* begin INPUT ROWS *
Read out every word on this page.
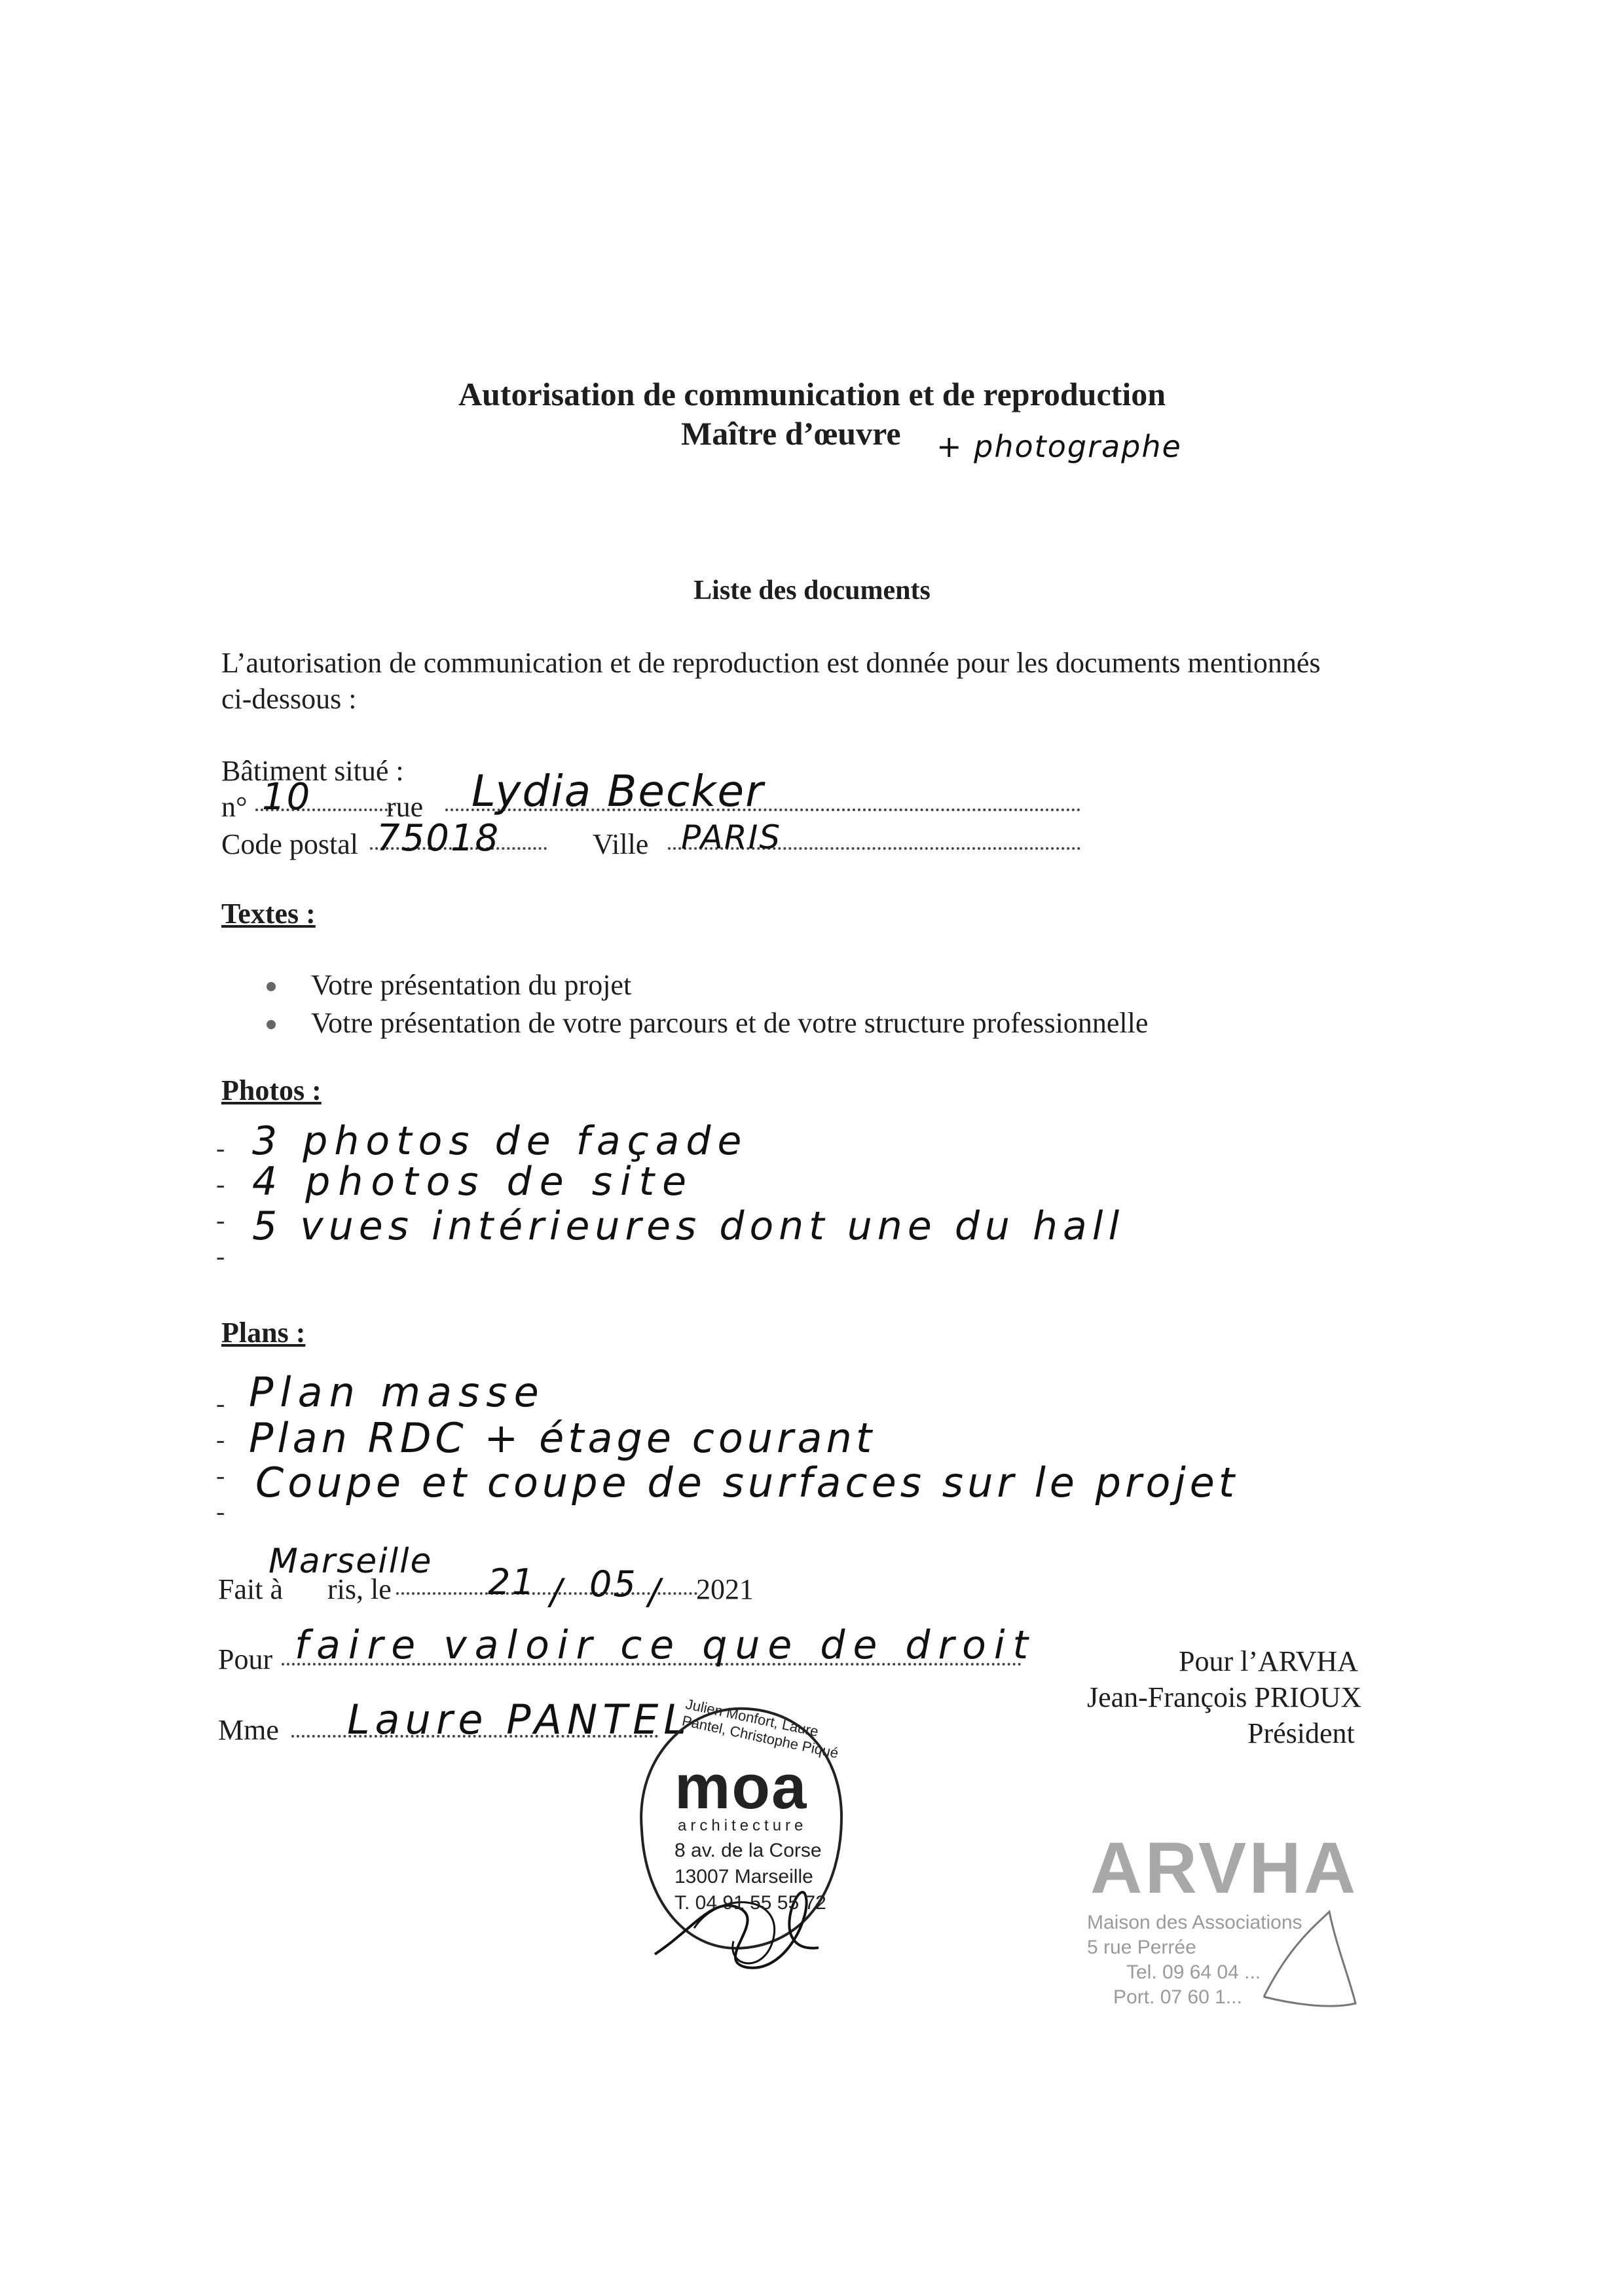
Autorisation de communication et de reproduction
Maître d’œuvre + photographe
Liste des documents
L’autorisation de communication et de reproduction est donnée pour les documents mentionnés
ci-dessous :
Bâtiment situé :
n° 10	rue Lydia Becker
Code postal 75018	Ville PARIS
Textes :
Votre présentation du projet
Votre présentation de votre parcours et de votre structure professionnelle
Photos :
- 3 photos de façade
- 4 photos de site
- 5 vues intérieures dont une du hall
-
Plans :
- Plan masse
- Plan RDC + étage courant
- Coupe et coupe de surfaces sur le projet
-
Marseille
Fait à ris, le	21 / 05 / 2021
Pour faire valoir ce que de droit
Mme Laure PANTEL
Pour l’ARVHA
Jean-François PRIOUX
Président
moa
architecture
8 av. de la Corse
13007 Marseille
T. 04 91 55 55 72
Julien Monfort, Laure Pantel, Christophe Piqué
ARVHA
Maison des Associations
5 rue Perrée
Tel. 09 64 04 ...
Port. 07 60 1...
* end INPUT ROWS *
**TASK GOAL**
Reply with the number of lines in the material above that contain "reproduction", and nothing more.

**REPLY TO THE EXERCISE**
2